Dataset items

◇ ◇ ◇ ◇ ◇

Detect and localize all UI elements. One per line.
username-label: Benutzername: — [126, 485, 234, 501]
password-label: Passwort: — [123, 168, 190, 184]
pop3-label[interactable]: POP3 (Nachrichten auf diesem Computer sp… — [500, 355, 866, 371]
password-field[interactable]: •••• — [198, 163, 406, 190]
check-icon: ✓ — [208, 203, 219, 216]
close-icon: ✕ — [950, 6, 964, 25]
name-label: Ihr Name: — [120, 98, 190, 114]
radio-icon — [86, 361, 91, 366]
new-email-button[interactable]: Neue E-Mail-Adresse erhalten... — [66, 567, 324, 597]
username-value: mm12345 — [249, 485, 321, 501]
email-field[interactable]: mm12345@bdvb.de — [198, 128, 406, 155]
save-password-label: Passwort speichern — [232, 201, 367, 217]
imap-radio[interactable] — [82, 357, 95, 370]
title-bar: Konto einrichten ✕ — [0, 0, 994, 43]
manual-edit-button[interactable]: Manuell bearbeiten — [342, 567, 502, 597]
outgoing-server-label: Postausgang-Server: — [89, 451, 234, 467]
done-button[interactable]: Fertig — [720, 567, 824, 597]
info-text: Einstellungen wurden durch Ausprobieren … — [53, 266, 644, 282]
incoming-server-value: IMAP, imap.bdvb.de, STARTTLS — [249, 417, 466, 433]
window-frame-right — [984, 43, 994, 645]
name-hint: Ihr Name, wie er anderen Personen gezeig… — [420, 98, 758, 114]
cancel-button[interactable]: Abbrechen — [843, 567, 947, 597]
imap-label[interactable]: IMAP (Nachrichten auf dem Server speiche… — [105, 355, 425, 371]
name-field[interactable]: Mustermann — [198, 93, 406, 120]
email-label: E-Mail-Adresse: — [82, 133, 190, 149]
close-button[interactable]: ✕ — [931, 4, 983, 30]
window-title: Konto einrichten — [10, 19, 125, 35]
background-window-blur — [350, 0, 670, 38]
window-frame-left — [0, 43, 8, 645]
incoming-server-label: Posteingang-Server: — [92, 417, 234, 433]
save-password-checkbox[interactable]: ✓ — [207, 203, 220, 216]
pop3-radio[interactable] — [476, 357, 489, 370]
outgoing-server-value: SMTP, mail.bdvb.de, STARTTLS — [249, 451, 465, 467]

◇ ◇ ◇ ◇ ◇

§ **THE PROBLEM**
Copy every one of the records above word for word, keeping each line as it appears.

§ **RESULT**
Detect and localize all UI elements. One per line.
username-label: Benutzername: — [126, 485, 234, 501]
password-label: Passwort: — [123, 168, 190, 184]
pop3-label[interactable]: POP3 (Nachrichten auf diesem Computer sp… — [500, 355, 866, 371]
password-field[interactable]: •••• — [198, 163, 406, 190]
check-icon: ✓ — [208, 203, 219, 216]
close-icon: ✕ — [950, 6, 964, 25]
name-label: Ihr Name: — [120, 98, 190, 114]
radio-icon — [86, 361, 91, 366]
new-email-button[interactable]: Neue E-Mail-Adresse erhalten... — [66, 567, 324, 597]
username-value: mm12345 — [249, 485, 321, 501]
email-field[interactable]: mm12345@bdvb.de — [198, 128, 406, 155]
save-password-label: Passwort speichern — [232, 201, 367, 217]
imap-radio[interactable] — [82, 357, 95, 370]
title-bar: Konto einrichten ✕ — [0, 0, 994, 43]
manual-edit-button[interactable]: Manuell bearbeiten — [342, 567, 502, 597]
outgoing-server-label: Postausgang-Server: — [89, 451, 234, 467]
done-button[interactable]: Fertig — [720, 567, 824, 597]
info-text: Einstellungen wurden durch Ausprobieren … — [53, 266, 644, 282]
incoming-server-value: IMAP, imap.bdvb.de, STARTTLS — [249, 417, 466, 433]
window-frame-right — [984, 43, 994, 645]
name-hint: Ihr Name, wie er anderen Personen gezeig… — [420, 98, 758, 114]
cancel-button[interactable]: Abbrechen — [843, 567, 947, 597]
imap-label[interactable]: IMAP (Nachrichten auf dem Server speiche… — [105, 355, 425, 371]
name-field[interactable]: Mustermann — [198, 93, 406, 120]
email-label: E-Mail-Adresse: — [82, 133, 190, 149]
close-button[interactable]: ✕ — [931, 4, 983, 30]
window-title: Konto einrichten — [10, 19, 125, 35]
background-window-blur — [350, 0, 670, 38]
window-frame-left — [0, 43, 8, 645]
incoming-server-label: Posteingang-Server: — [92, 417, 234, 433]
save-password-checkbox[interactable]: ✓ — [207, 203, 220, 216]
pop3-radio[interactable] — [476, 357, 489, 370]
outgoing-server-value: SMTP, mail.bdvb.de, STARTTLS — [249, 451, 465, 467]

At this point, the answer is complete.